◆ **GIVEN INSTRUCTION**: Tally the lines of the listing that contain the string "Accuracy". Give the number and nothing else.

◆ **DATA RECORDS**:
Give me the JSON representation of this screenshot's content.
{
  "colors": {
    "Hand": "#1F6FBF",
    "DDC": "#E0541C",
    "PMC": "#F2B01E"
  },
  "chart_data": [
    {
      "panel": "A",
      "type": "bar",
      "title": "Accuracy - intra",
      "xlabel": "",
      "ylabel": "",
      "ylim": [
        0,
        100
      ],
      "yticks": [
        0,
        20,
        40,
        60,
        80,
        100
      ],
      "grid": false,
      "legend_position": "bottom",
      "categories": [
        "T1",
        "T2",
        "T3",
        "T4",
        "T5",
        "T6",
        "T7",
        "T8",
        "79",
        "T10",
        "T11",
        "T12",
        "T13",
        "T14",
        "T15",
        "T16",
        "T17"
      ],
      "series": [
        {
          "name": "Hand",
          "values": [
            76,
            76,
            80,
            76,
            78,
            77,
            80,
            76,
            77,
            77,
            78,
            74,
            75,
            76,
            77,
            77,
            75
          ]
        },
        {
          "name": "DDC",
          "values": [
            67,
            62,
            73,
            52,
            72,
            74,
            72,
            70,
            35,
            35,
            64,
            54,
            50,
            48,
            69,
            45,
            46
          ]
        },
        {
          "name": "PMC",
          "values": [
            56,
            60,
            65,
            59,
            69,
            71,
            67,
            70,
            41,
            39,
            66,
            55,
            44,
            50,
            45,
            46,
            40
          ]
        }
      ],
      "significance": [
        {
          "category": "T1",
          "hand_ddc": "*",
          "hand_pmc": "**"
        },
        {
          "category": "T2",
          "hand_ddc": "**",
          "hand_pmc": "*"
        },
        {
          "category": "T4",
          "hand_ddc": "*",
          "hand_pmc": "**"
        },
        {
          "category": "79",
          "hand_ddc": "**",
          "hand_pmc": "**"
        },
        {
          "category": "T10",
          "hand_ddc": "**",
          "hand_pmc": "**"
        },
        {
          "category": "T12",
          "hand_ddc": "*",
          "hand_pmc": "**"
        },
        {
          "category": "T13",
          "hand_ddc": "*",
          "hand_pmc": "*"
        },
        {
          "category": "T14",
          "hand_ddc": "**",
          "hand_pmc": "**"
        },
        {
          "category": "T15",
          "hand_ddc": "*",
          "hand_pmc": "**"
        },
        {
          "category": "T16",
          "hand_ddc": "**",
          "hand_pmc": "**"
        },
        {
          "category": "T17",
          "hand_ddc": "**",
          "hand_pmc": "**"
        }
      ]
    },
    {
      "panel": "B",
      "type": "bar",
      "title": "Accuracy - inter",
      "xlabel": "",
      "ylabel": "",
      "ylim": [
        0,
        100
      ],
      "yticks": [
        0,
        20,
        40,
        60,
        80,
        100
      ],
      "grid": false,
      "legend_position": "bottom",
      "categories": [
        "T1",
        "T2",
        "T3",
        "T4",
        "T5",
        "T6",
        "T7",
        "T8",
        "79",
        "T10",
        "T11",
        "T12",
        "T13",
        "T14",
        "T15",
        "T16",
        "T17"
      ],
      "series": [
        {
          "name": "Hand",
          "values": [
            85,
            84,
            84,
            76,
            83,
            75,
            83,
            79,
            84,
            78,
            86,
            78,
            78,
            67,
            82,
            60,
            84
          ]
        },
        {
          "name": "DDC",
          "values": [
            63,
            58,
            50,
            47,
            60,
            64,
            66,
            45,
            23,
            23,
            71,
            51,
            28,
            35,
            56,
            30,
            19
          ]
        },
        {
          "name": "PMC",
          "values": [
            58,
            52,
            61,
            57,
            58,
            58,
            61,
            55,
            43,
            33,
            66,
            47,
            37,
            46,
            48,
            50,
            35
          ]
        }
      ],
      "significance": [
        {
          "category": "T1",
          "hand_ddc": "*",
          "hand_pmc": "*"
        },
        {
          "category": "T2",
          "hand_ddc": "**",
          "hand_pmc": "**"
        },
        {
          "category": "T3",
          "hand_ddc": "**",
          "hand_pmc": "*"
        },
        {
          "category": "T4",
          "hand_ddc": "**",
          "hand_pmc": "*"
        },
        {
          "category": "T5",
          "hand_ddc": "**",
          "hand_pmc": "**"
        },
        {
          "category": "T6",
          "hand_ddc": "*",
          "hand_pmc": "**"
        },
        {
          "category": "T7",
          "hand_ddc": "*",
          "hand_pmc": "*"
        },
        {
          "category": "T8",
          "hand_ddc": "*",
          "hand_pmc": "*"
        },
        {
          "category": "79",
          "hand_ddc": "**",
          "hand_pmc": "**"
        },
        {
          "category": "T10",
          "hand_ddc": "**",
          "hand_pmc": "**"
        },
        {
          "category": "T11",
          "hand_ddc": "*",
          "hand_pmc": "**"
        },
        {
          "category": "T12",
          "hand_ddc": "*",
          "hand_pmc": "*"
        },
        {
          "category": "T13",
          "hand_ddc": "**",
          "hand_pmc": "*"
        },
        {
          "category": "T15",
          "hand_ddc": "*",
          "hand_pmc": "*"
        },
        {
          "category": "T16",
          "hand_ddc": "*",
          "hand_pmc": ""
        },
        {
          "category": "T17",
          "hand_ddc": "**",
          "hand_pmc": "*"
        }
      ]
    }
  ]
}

◆ **SOLUTION TO THIS TASK**: 2